**CHALLENGE**
Report only how many lines of the entries below contain the string "region".

[begin LISTING]

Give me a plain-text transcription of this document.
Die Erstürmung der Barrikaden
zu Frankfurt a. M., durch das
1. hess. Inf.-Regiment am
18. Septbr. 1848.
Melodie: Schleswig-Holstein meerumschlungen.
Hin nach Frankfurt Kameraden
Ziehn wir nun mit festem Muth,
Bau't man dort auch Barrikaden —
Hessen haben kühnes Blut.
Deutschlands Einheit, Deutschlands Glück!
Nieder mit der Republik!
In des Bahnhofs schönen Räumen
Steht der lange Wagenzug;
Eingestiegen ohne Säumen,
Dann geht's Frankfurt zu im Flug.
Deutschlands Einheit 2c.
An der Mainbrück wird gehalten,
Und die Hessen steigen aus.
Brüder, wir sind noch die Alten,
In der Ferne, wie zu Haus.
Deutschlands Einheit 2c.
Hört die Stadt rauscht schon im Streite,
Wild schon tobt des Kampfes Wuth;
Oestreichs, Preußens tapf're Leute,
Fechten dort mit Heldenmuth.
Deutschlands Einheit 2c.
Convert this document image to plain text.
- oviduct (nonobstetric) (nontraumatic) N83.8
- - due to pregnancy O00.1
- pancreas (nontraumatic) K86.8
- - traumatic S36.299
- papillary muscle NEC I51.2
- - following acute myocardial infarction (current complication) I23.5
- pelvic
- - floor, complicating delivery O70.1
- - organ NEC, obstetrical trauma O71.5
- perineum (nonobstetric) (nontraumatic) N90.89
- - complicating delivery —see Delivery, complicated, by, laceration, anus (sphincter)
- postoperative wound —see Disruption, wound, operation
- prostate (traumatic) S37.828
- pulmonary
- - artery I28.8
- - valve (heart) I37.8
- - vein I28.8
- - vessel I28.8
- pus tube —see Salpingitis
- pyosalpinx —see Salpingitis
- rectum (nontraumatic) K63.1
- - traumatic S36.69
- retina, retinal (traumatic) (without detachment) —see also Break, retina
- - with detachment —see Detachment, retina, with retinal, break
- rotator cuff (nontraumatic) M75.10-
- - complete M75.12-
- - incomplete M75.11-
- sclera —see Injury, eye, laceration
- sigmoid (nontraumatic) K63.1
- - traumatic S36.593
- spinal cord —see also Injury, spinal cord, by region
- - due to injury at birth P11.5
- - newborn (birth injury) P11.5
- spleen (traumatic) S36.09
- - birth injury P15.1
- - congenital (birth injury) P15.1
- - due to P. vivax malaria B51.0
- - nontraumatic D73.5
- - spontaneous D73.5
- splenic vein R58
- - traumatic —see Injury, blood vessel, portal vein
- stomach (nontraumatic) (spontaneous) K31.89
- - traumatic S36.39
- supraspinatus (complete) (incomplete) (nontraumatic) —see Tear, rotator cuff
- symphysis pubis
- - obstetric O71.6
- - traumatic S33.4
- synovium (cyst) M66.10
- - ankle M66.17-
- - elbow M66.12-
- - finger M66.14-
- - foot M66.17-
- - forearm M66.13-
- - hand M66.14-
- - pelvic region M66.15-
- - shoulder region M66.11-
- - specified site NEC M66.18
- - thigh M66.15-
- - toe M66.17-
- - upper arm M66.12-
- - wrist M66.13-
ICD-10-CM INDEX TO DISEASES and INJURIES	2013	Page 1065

[end LISTING]

**RESPONSE**
3